* Provided text *
>> BEGIN

It movingly shows her love for Ravilious and her love of life when faced with her own mortality. It is an imaginary world that she perhaps took comfort and refuge in.

There are many more stories to be found and pieced together in this exhibition. Some, like Jennifer Packer’s bloody Chrysanthemums (2015) return to a political subtext. This is one of the many floral paintings which Packer describes as “vessels of personal grief”. They pay tribute to people who have lost their lives through police brutality.

Packer’s work connects with Himid’s concerns. Their paintings are accompanied by Cassi Namoda’s more joyous work – a celebration of her homeland Mozambique and the birth of her son, Arafah Gaza’s Arrival (2025).

Others like Gluck’s Convolvulus (1940) reveal the sensual sometimes erotic inferences of flowers. Although a common weed, Gluck associated these flowers with their former lover the florist Constance Spry. In Gluck’s painting convolvulus or bindweed is made ornate and beautiful, imbued with sexual tension of winding limbs and lust.

>> END

* Recorded information *

>> BEGIN

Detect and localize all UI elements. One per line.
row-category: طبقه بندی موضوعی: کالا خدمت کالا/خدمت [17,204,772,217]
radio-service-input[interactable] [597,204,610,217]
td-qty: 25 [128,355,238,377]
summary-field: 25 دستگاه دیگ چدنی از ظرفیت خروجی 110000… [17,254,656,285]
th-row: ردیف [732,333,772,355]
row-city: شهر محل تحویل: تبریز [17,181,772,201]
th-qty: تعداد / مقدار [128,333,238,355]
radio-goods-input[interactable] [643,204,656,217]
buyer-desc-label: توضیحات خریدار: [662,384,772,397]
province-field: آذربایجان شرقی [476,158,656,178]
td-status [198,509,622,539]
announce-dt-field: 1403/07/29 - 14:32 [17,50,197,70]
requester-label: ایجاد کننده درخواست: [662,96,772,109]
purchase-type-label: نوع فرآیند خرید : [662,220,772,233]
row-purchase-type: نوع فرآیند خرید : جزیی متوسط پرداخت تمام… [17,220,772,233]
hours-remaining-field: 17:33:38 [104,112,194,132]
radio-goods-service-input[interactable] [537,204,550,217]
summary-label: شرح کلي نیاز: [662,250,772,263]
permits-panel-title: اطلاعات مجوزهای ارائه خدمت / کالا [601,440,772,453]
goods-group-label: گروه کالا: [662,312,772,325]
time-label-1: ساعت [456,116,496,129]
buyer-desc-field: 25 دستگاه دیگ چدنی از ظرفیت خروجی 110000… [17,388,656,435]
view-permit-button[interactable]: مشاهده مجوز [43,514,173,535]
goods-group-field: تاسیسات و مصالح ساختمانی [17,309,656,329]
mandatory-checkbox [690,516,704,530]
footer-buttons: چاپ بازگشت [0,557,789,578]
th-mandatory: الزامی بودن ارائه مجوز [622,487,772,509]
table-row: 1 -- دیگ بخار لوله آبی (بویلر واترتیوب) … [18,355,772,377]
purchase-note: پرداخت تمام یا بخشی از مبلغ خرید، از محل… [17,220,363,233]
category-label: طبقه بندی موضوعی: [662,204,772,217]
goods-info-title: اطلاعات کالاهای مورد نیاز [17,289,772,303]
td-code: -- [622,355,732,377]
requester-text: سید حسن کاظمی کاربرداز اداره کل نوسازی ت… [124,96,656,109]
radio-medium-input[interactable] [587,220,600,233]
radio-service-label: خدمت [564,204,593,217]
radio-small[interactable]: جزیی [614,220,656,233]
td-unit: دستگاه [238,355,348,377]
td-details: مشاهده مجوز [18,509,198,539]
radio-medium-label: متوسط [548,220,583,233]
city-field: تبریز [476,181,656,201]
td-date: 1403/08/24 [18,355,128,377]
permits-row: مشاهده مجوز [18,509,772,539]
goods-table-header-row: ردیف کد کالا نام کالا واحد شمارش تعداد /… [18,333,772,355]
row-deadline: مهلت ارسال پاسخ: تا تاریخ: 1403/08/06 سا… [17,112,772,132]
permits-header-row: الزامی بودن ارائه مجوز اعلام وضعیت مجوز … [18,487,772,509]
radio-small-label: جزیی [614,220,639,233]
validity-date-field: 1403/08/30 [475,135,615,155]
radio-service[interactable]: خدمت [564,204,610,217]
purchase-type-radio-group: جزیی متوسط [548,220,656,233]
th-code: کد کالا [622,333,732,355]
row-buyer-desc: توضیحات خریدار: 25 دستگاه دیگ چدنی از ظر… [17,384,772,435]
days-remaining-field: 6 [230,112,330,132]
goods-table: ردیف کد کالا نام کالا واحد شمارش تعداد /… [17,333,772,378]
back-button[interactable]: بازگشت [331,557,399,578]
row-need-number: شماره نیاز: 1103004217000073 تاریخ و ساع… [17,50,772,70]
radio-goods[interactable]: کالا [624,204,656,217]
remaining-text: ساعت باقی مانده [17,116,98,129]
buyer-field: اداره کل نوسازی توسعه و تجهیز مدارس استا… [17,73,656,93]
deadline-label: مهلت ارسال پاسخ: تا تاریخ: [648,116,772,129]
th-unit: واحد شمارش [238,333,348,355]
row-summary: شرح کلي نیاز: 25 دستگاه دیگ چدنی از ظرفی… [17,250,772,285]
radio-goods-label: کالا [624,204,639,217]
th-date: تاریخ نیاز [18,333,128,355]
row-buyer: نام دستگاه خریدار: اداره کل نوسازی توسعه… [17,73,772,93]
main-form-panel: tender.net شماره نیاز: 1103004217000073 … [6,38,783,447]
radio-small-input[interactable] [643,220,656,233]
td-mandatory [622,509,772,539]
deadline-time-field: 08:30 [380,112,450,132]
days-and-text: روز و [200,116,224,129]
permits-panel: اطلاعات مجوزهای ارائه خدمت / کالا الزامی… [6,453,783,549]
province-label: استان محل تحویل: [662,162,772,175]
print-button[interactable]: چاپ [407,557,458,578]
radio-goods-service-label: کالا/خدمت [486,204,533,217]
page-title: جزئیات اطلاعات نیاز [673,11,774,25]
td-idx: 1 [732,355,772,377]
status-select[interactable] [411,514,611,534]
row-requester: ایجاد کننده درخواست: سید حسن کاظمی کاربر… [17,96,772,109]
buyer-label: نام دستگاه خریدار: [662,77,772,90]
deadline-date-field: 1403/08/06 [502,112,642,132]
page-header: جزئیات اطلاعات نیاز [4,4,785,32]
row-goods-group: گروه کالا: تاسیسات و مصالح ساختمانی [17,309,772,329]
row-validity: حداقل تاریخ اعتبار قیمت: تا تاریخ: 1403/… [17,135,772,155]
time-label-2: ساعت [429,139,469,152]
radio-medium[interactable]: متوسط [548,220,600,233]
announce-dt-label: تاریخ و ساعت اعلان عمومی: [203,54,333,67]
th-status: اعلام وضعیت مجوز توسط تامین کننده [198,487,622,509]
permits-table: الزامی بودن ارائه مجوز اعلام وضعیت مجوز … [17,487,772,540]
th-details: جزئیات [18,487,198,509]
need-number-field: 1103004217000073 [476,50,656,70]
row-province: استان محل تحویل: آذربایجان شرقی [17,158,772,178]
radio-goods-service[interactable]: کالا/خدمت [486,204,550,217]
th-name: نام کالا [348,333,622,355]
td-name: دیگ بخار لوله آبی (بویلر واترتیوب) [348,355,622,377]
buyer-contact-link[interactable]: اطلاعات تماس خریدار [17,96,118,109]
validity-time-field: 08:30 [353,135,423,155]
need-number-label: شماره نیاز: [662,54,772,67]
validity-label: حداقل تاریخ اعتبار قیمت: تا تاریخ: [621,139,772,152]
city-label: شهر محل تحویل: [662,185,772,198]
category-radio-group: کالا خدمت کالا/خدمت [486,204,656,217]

>> END

* What is expected *
Reproduce the full passage on the exhibition's flower paintings word for word.

* Written solution *
It movingly shows her love for Ravilious and her love of life when faced with her own mortality. It is an imaginary world that she perhaps took comfort and refuge in.

There are many more stories to be found and pieced together in this exhibition. Some, like Jennifer Packer’s bloody Chrysanthemums (2015) return to a political subtext. This is one of the many floral paintings which Packer describes as “vessels of personal grief”. They pay tribute to people who have lost their lives through police brutality.

Packer’s work connects with Himid’s concerns. Their paintings are accompanied by Cassi Namoda’s more joyous work – a celebration of her homeland Mozambique and the birth of her son, Arafah Gaza’s Arrival (2025).

Others like Gluck’s Convolvulus (1940) reveal the sensual sometimes erotic inferences of flowers. Although a common weed, Gluck associated these flowers with their former lover the florist Constance Spry. In Gluck’s painting convolvulus or bindweed is made ornate and beautiful, imbued with sexual tension of winding limbs and lust.